TASKS TO COMPLETE —
A – Rewrite the passage on reducing an older brother's jealousy, from "-Let ds1 tell" through "how he feels.", inclusive, changing "frustrating" to "upsetting".
B – Extend the passage on reducing an older brother's jealousy past its last sentence.

SUPPLIED PASSAGE —
+ + + + + + +
Other than that the things I do to try and minimize jealousy are as follows:

  • baby ds1 when he wants it, lots and lots of cuddles and verbal reassurance. Not very much emphasis on 'being a big boy' esp. when tied to demands for better behavior but lots of emphasis on things he can have that ds2 can't "you can play with this toy/eat these sweets but make sure ds2 doesn't have any because he is too little" (he loves being praised for not sharing )

-Let ds1 tell me he hates his brother and sympathise (even though it cuts me to the quick). Am trying to give him words - annoying, frustrating, jealous - to express how he feels.

-equal praise - to a ridiculous level. So I praised both boys for building towers of bricks today - ds2 cause its the first time he's built one and ds1 even though he's been doing it for years.
+ + + + + + +
SUPPLIED DATA —
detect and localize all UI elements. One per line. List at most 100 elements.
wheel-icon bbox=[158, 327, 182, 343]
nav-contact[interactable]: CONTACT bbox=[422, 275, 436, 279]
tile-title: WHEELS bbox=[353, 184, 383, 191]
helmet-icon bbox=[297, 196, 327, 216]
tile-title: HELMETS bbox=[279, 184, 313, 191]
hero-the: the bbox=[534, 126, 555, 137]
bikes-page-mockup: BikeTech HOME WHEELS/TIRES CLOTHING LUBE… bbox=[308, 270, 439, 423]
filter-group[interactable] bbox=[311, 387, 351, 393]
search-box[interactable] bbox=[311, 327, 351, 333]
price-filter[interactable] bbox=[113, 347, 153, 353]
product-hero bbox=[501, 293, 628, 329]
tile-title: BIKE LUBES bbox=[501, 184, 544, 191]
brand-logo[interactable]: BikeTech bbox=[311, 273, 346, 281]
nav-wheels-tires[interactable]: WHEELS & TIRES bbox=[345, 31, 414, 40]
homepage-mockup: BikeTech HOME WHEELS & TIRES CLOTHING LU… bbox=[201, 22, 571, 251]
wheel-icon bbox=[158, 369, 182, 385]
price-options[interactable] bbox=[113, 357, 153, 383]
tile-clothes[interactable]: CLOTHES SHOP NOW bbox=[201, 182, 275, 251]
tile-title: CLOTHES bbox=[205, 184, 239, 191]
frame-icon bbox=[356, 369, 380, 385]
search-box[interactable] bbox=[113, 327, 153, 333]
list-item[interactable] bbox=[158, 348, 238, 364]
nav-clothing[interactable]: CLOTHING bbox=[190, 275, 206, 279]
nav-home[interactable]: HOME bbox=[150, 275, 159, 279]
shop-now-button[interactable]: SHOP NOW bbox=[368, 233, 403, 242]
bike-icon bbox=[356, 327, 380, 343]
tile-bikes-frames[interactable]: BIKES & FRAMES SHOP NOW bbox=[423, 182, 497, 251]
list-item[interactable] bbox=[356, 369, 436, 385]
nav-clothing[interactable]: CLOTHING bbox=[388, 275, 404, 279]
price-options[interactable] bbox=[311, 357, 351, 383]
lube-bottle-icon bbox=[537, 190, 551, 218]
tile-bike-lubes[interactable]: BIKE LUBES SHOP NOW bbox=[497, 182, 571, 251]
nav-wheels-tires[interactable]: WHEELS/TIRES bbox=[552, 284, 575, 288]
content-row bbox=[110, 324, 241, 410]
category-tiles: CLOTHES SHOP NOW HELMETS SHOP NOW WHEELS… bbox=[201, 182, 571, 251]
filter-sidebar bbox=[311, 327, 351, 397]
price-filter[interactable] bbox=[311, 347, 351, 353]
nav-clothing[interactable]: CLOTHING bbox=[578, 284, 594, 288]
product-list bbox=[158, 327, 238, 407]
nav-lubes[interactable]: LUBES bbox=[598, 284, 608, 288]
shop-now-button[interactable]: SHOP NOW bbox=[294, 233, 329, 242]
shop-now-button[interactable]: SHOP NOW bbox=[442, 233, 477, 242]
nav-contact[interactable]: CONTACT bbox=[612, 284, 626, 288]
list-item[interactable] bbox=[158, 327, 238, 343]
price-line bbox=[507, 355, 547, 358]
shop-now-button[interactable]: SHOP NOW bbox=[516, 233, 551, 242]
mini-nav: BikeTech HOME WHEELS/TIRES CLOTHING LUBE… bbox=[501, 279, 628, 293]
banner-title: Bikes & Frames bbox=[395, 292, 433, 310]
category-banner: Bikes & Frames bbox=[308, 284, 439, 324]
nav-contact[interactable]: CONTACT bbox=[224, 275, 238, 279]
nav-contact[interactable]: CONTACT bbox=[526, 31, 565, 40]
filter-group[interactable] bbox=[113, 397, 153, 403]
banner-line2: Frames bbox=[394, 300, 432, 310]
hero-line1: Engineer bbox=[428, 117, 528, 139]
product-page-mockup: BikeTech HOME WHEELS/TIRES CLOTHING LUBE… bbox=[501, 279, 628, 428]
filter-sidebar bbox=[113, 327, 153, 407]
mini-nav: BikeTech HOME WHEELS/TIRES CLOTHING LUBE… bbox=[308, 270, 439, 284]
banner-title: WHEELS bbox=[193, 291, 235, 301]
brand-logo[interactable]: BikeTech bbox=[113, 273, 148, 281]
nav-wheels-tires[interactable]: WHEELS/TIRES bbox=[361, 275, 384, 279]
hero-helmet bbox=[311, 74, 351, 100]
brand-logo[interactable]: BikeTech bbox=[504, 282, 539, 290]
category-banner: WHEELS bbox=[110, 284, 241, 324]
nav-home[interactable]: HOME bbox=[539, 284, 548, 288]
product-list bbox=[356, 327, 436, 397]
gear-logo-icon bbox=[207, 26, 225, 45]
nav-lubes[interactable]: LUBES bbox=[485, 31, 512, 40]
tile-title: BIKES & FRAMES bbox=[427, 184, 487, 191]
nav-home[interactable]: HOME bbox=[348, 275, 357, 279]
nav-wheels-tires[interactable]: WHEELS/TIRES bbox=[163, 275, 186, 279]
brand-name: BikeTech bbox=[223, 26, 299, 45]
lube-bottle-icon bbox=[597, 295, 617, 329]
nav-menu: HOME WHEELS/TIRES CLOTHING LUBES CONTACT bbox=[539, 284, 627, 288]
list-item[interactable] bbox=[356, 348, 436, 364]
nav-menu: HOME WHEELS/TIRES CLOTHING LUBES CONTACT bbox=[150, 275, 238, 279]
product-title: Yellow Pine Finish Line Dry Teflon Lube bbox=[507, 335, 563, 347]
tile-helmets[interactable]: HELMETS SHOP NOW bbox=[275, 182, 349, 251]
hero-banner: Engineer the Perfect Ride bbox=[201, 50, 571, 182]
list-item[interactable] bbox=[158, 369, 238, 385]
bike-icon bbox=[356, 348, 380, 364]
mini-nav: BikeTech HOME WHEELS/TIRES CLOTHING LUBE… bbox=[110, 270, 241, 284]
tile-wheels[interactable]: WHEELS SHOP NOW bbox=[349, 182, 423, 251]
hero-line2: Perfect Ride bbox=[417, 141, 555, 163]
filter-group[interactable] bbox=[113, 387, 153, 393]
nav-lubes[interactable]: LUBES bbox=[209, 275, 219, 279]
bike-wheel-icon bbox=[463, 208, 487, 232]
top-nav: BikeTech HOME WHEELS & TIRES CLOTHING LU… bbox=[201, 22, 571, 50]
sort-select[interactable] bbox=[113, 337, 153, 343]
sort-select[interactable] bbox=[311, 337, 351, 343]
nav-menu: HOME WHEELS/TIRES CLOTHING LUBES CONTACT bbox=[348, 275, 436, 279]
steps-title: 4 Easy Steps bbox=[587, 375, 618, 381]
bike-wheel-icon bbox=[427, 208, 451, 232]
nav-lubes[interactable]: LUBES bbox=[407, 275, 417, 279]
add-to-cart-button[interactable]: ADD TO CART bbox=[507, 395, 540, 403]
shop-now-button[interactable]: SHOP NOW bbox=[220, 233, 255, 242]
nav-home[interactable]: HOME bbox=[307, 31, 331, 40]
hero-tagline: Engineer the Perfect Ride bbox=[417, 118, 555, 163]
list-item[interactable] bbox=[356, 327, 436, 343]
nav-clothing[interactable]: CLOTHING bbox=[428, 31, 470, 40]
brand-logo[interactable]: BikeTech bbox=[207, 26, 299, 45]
+ + + + + + +
WRITTEN RESPONSES —
A –
-Let ds1 tell me he hates his brother and sympathise (even though it cuts me to the quick). Am trying to give him words - annoying, upsetting, jealous - to express how he feels.

B –
  • point out often that ds2 is watching, smiling, admiring etc what ds1 is doing (often true). Commentate on ds2's behalf 'he thinks you are so clever' 'he wishes he could do that too'
  • I try and find things that we can all do together, where ds2 can't interfere with ds1 (a problem when playing with toys as ds2 always wants the same as his brother). Today washing the car was good. Lots of emphasis on what great, helpful boys I had, what a lucky mummy I was to have 2 such wonderful boys etc Lay it on with a trowel

-Encourage ds1 to cheer ds2 up and make him laugh (he always can but usually by making rude noises or putting a pair of pants on his head or other such behaviour). Keep reminding myself that any positive interaction is good.

  • Keep reminding ds1 that ds2 won't be a baby forever. Agree that babies can be annoying but its not their fault cause they don't understand (useful if ds2 has pulled his hair, grabbed a toy etc) I show ds1 his baby photos often and remind hijm that he used to be a baby too.
  • Any spontaneous positive interaction b/w the 2 of them gets praised to high heaven naturally, even if it is just ds1 letting ds2 play with one of his numerous cars.

Phew, what an essay! Hope some of it helps but anyway you are not alone.

sprinklycheese · 20/02/2009 21:00

It sounds very much like attention seeking now his little brother is more mobile/ maybe demanding/ more competition.

I definitely think you should be doing more than a warning for the biting. There needs to be a sanction that really gets to him. So if it's attention he wants, he needs to be told he's going to get less attention with biting e.g. by putting him in his room for time out.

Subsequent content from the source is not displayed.